SHORT EXERCISE A
In the layout region records, print the lines from the one containing "summary-item: - 拡散係数が大きいほど調味料が早く広がる" to the one containing "summary-item: - この味の相互作用は調味料の投入順序によって変化する", both included, reproducing them character for character.

TEXT BLOCK
# # # #
Why did Royal Mail wipe our address from the map?

A wrong address … and we were refused credit. Photograph: Alamy

Our credit history was spotless until 2011 when Royal Mail, for no apparent reason, changed the address of our flat from “Flat 1/1, 2B” to “Flat 1, 2B” in its database. We only found out when, all of a sudden, we were refused credit.

Our credit reports started showing we weren’t on the electoral roll (untrue) and had no credit history (also untrue). As a result, TV Licensing started to insist we did not hold a licence for our address, although we’ve had one for 10 years.

At the time, I spent two months trying to sort the problem with everyone involved, namely the council, Royal Mail and the credit reference agency Equifax.

The council insisted it could not amend the Flat 1/1 address on the electoral roll to match Royal Mail’s Flat 1 and Royal Mail was unable, or unwilling, to change its records. Meanwhile, drop-down menus on websites only give the Flat 1 option.

The other credit agencies, CallCredit and Experian, have managed to link Flat 1 with Flat 1/1 on my files, but seven years on Equifax has not.

Back in 2011 it told me to ask Royal Mail to align its address database with the council’s, which I did to no avail. Now, it suggests the opposite, so back to square one.
# # # #
SHORT EXERCISE B
According to the text about the Royal Mail address change, which credit reference agency has still not linked Flat 1 with Flat 1/1?

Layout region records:
# # # #
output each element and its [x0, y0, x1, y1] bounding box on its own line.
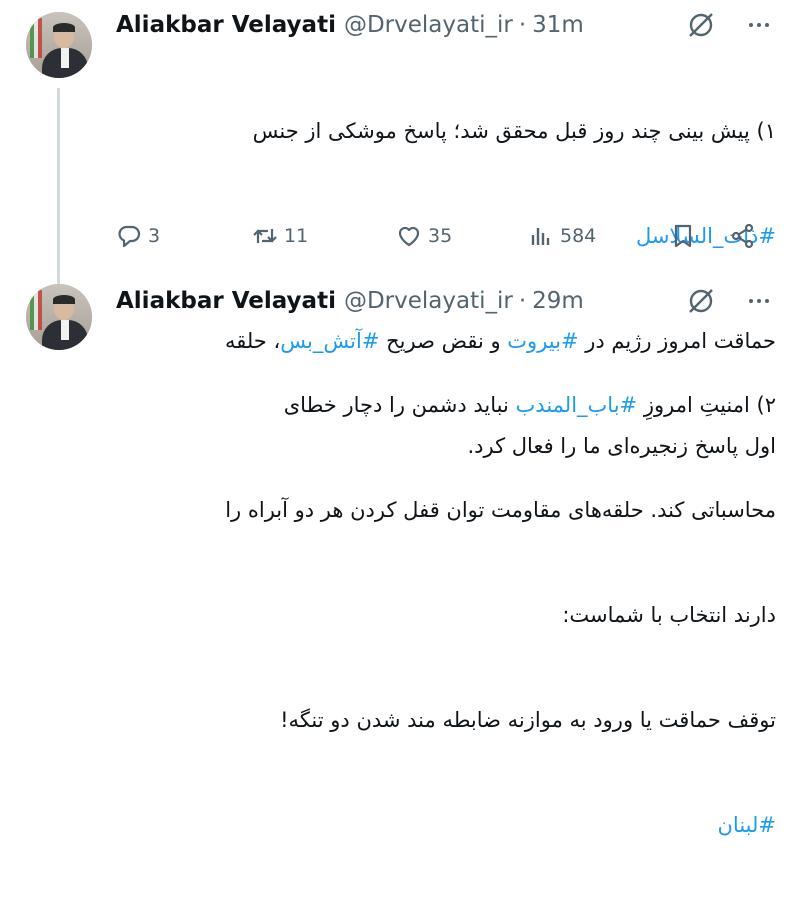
- tweet-header: Aliakbar Velayati @Drvelayati_ir · 29m: [116, 284, 584, 318]
- share-button[interactable]: [730, 218, 756, 254]
- timestamp[interactable]: 29m: [532, 288, 584, 314]
- reply-button[interactable]: 3: [116, 218, 160, 254]
- repost-button[interactable]: 11: [252, 218, 308, 254]
- reply-icon: [118, 225, 141, 248]
- timestamp[interactable]: 31m: [532, 12, 584, 38]
- hashtag-link[interactable]: #باب_المندب: [516, 393, 638, 417]
- separator-dot: ·: [518, 288, 527, 314]
- tweet-header: Aliakbar Velayati @Drvelayati_ir · 31m: [116, 8, 584, 42]
- tweet-text: ۲) امنیتِ امروزِ #باب_المندب نباید دشمن …: [108, 318, 776, 913]
- views-button[interactable]: 584: [528, 218, 596, 254]
- separator-dot: ·: [518, 12, 527, 38]
- more-dots-icon[interactable]: [744, 10, 774, 40]
- author-name[interactable]: Aliakbar Velayati: [116, 288, 336, 314]
- bookmark-icon: [674, 224, 692, 248]
- tweet-actions: 3 11 35 584: [116, 218, 766, 254]
- like-count: 35: [428, 225, 453, 247]
- views-count: 584: [560, 225, 597, 247]
- author-handle[interactable]: @Drvelayati_ir: [344, 288, 513, 314]
- author-name[interactable]: Aliakbar Velayati: [116, 12, 336, 38]
- views-chart-icon: [531, 228, 550, 245]
- tweet-1[interactable]: Aliakbar Velayati @Drvelayati_ir · 31m ۱…: [0, 0, 800, 458]
- repost-icon: [253, 229, 277, 243]
- hashtag-link[interactable]: #لبنان: [108, 808, 777, 843]
- bookmark-button[interactable]: [670, 218, 696, 254]
- tweet-line: ۲) امنیتِ امروزِ #باب_المندب نباید دشمن …: [283, 393, 776, 417]
- author-handle[interactable]: @Drvelayati_ir: [344, 12, 513, 38]
- more-dots-icon[interactable]: [744, 286, 774, 316]
- tweet-line: توقف حماقت یا ورود به موازنه ضابطه مند ش…: [280, 708, 776, 732]
- avatar[interactable]: [26, 12, 92, 78]
- share-icon: [731, 223, 754, 249]
- grok-icon[interactable]: [686, 10, 716, 40]
- reply-count: 3: [148, 225, 161, 247]
- like-button[interactable]: 35: [396, 218, 452, 254]
- heart-icon: [398, 226, 420, 247]
- tweet-line: دارند انتخاب با شماست:: [562, 603, 776, 627]
- tweet-line: محاسباتی کند. حلقه‌های مقاومت توان قفل ک…: [225, 498, 776, 522]
- grok-icon[interactable]: [686, 286, 716, 316]
- tweet-line: ۱) پیش بینی چند روز قبل محقق شد؛ پاسخ مو…: [252, 119, 776, 143]
- flag-graphic: [30, 290, 42, 330]
- avatar[interactable]: [26, 284, 92, 350]
- repost-count: 11: [284, 225, 309, 247]
- tweet-2[interactable]: Aliakbar Velayati @Drvelayati_ir · 29m ۲…: [0, 280, 800, 837]
- flag-graphic: [30, 18, 42, 58]
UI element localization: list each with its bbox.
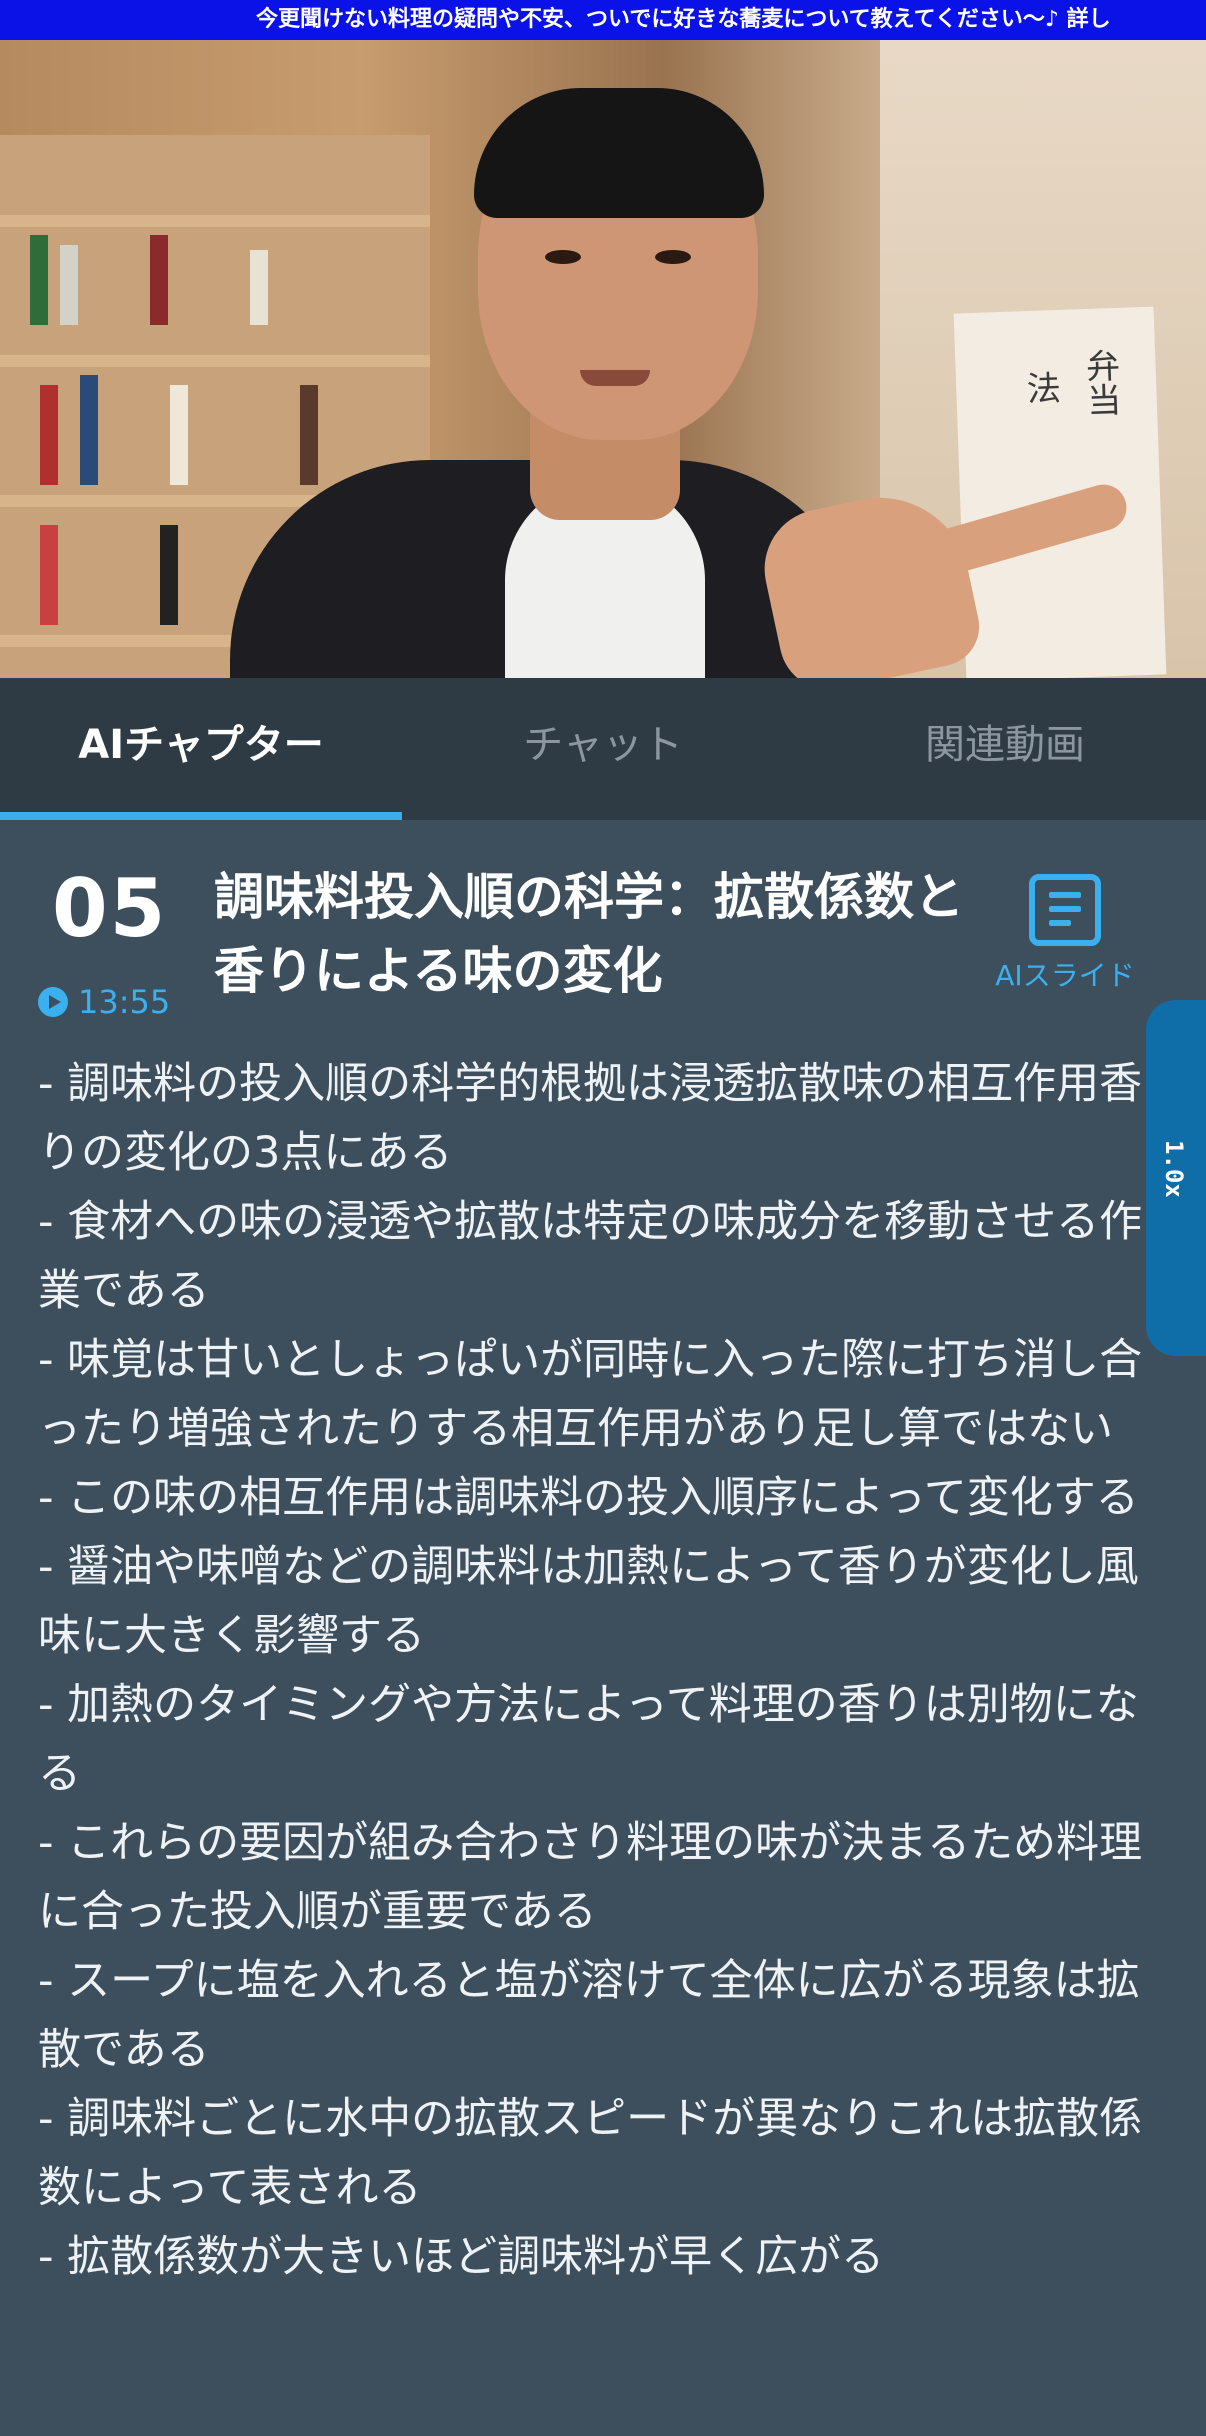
summary-item: - 拡散係数が大きいほど調味料が早く広がる <box>38 2232 885 2282</box>
play-icon <box>38 987 68 1017</box>
chapter-header: 05 13:55 調味料投入順の科学：拡散係数と香りによる味の変化 AIスライド <box>0 820 1206 1040</box>
summary-item: - 調味料ごとに水中の拡散スピードが異なりこれは拡散係数によって表される <box>38 2094 1143 2213</box>
person-hair <box>474 88 764 218</box>
person-eye <box>545 250 581 264</box>
summary-item: - この味の相互作用は調味料の投入順序によって変化する <box>38 1473 1139 1523</box>
summary-item: - 食材への味の浸透や拡散は特定の味成分を移動させる作業である <box>38 1197 1143 1316</box>
chapter-timestamp: 13:55 <box>78 983 171 1021</box>
tab-ai-chapter[interactable]: AIチャプター <box>0 678 402 820</box>
person-eye <box>655 250 691 264</box>
video-player[interactable]: 弁当 法 <box>0 40 1206 678</box>
summary-item: - 調味料の投入順の科学的根拠は浸透拡散味の相互作用香りの変化の3点にある <box>38 1059 1143 1178</box>
ai-slide-button[interactable]: AIスライド <box>990 874 1140 1004</box>
chapter-timestamp-link[interactable]: 13:55 <box>38 983 171 1021</box>
marquee-text: 今更聞けない料理の疑問や不安、ついでに好きな蕎麦について教えてください〜♪ 詳し <box>256 7 1111 32</box>
playback-speed-handle[interactable]: 1.0x <box>1146 1000 1206 1356</box>
tab-chat[interactable]: チャット <box>402 678 804 820</box>
summary-item: - スープに塩を入れると塩が溶けて全体に広がる現象は拡散である <box>38 1956 1140 2075</box>
tab-bar: AIチャプター チャット 関連動画 <box>0 678 1206 820</box>
summary-item: - これらの要因が組み合わさり料理の味が決まるため料理に合った投入順が重要である <box>38 1818 1143 1937</box>
marquee-banner[interactable]: 今更聞けない料理の疑問や不安、ついでに好きな蕎麦について教えてください〜♪ 詳し <box>0 0 1206 40</box>
person-mouth <box>580 370 650 386</box>
summary-item: - 醤油や味噌などの調味料は加熱によって香りが変化し風味に大きく影響する <box>38 1542 1139 1661</box>
summary-item: - 味覚は甘いとしょっぱいが同時に入った際に打ち消し合ったり増強されたりする相互… <box>38 1335 1143 1454</box>
summary-item: - 加熱のタイミングや方法によって料理の香りは別物になる <box>38 1680 1139 1799</box>
wall-paper: 弁当 法 <box>953 306 1167 678</box>
playback-speed-label: 1.0x <box>1160 1140 1188 1198</box>
tab-related-videos[interactable]: 関連動画 <box>804 678 1206 820</box>
active-tab-indicator <box>0 812 402 820</box>
ai-slide-label: AIスライド <box>995 959 1135 992</box>
chapter-number: 05 <box>52 862 168 955</box>
document-icon <box>1029 874 1101 946</box>
chapter-summary: - 調味料の投入順の科学的根拠は浸透拡散味の相互作用香りの変化の3点にある - … <box>38 1050 1168 2292</box>
chapter-title: 調味料投入順の科学：拡散係数と香りによる味の変化 <box>214 868 964 1000</box>
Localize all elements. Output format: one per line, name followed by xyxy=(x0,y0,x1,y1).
# # # #
FINISHED ANSWER A
summary-item: - 拡散係数が大きいほど調味料が早く広がる <box>38 2232 885 2282</box>
play-icon <box>38 987 68 1017</box>
chapter-header: 05 13:55 調味料投入順の科学：拡散係数と香りによる味の変化 AIスライド <box>0 820 1206 1040</box>
summary-item: - 調味料ごとに水中の拡散スピードが異なりこれは拡散係数によって表される <box>38 2094 1143 2213</box>
person-hair <box>474 88 764 218</box>
person-eye <box>545 250 581 264</box>
summary-item: - この味の相互作用は調味料の投入順序によって変化する <box>38 1473 1139 1523</box>

FINISHED ANSWER B
Equifax